Текст для чтения ->
Поскольку эта работа предназначена возможно более широкой аудитории, я избегал ее содержательной перегрузки. Читателям, заинтересованным в более глубоком обсуждении методологических и мировоззренческих оснований и подходов к обсуждаемой теме, я рекомендую книгу [8], где содержится и дальнейшая библиография. Здесь количество литературных ссылок сведено к минимуму. Для начала мне казалось более важным установить связь обсуждаемых и нередко достаточно абстрактных вопросов не столько с историей мысли, сколько с текущими российскими реалиями.

Я с удовольствием благодарю своих коллег М.Т.Ойзермана, Б.Г.Слепцова и С.Л.Тарутина, беседы с которыми сильно повлияли на развиваемые в этой работе соображения.

 

1. “Разруха не в клозетах, а в головах”

 

Вынося в заголовок этого раздела знаменитый тезис булгаковского героя, я хотел бы проблематизировать перешедшие, кажется, уже в наше подсознание представления о том, что происходящее на улице определяет происходящее в наших головах. Если не вдаваться в философию, то я сказал бы, что обратное утверждение ничуть не менее правдоподобно. Тогда наведение порядка в головах, смена доминирующих в обществе подходов и представлений, перестройка содержания сознания, идеальной действительности оказывается при одним из важнейших трансформационных процессов, может быть, не менее важным, чем изменения в социокультурной действительности  такие, как изменение форм собственности или появление демократических свобод.

Условие задачи ->
Перепишите фрагмент текста для чтения от "Поскольку эта работа" до "текущими российскими реалиями.", заменив "книгу" на "монографию".

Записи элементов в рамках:
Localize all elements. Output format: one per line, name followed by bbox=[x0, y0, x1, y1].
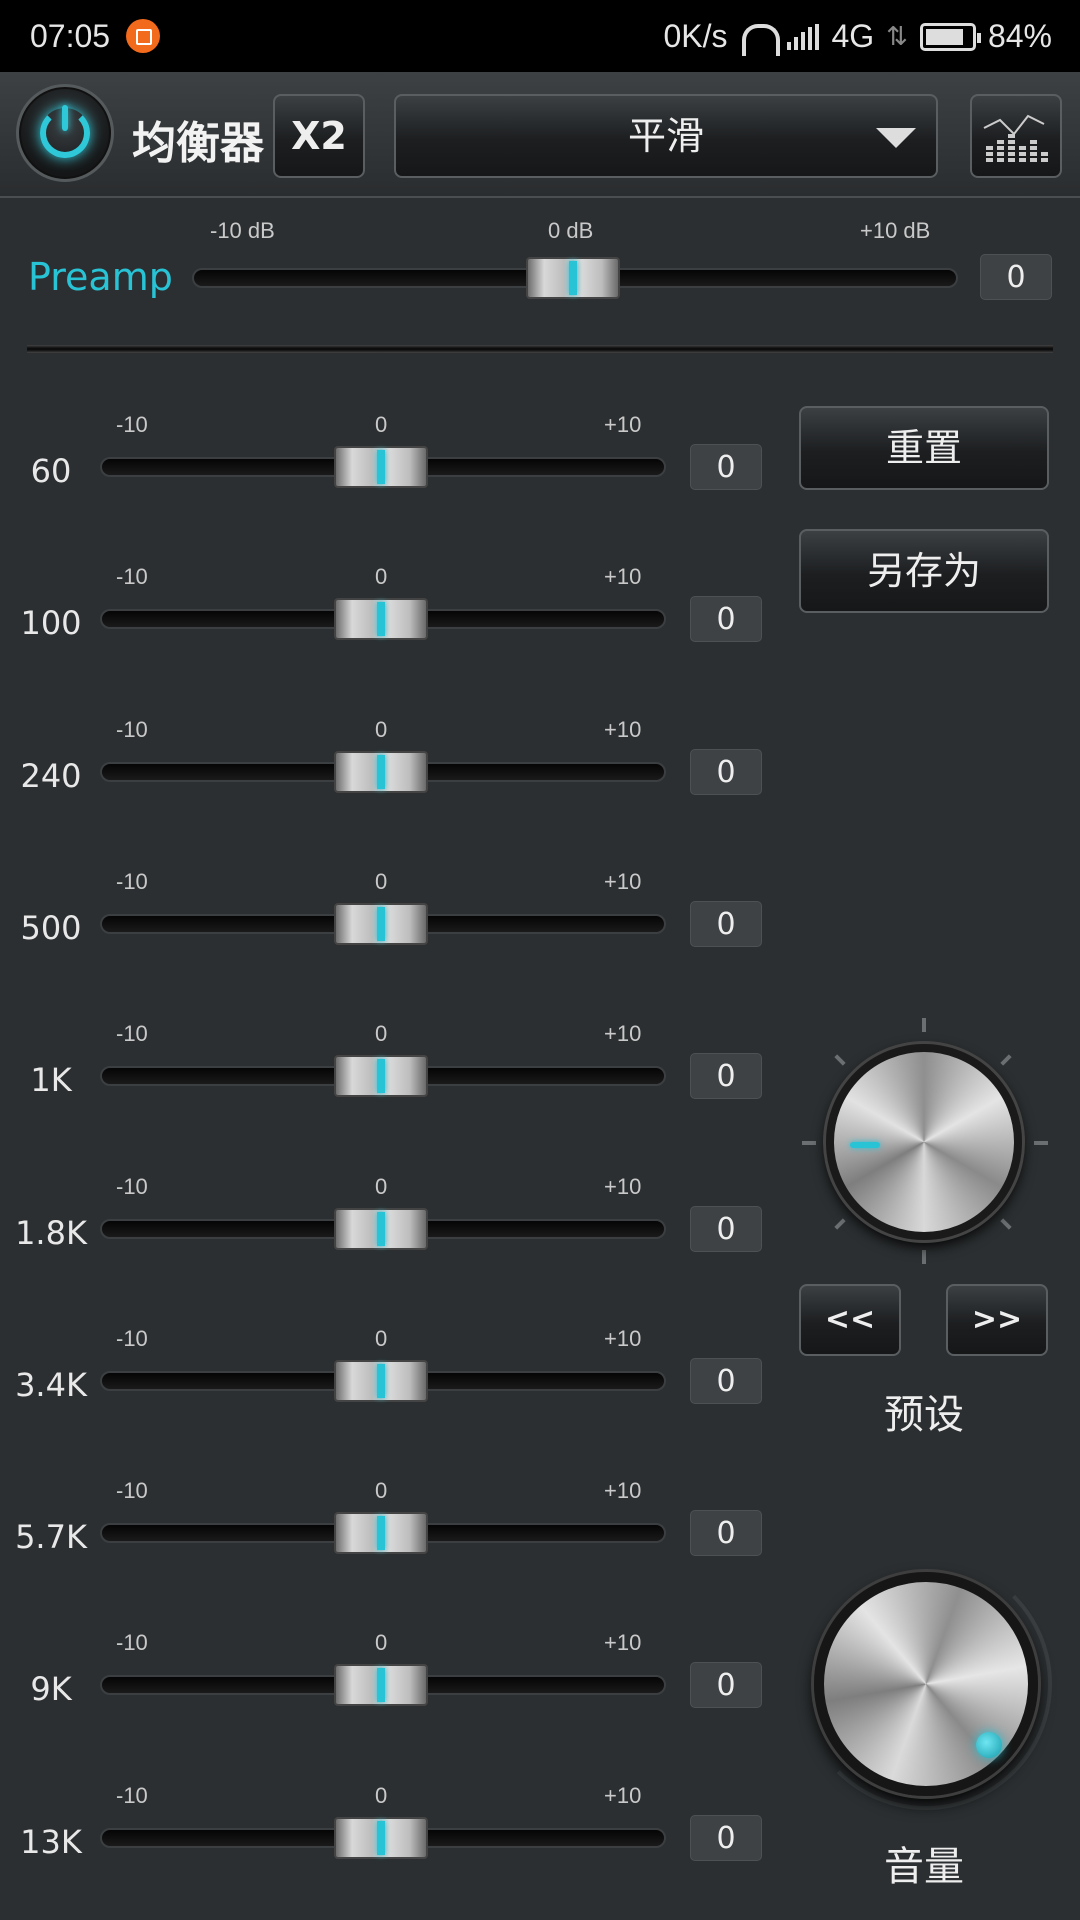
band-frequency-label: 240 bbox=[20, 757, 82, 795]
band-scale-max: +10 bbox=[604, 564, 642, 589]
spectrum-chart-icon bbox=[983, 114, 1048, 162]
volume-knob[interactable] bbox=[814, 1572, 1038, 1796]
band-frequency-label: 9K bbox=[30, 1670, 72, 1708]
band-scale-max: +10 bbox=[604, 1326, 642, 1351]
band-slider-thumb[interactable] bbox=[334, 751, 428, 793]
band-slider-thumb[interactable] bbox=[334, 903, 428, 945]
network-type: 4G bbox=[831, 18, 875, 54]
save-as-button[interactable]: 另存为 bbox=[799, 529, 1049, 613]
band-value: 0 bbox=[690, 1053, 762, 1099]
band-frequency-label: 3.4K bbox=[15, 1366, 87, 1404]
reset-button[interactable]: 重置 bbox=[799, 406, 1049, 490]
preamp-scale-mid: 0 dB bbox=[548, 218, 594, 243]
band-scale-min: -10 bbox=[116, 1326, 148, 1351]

Результат выполнения ->
Поскольку эта работа предназначена возможно более широкой аудитории, я избегал ее содержательной перегрузки. Читателям, заинтересованным в более глубоком обсуждении методологических и мировоззренческих оснований и подходов к обсуждаемой теме, я рекомендую монографию [8], где содержится и дальнейшая библиография. Здесь количество литературных ссылок сведено к минимуму. Для начала мне казалось более важным установить связь обсуждаемых и нередко достаточно абстрактных вопросов не столько с историей мысли, сколько с текущими российскими реалиями.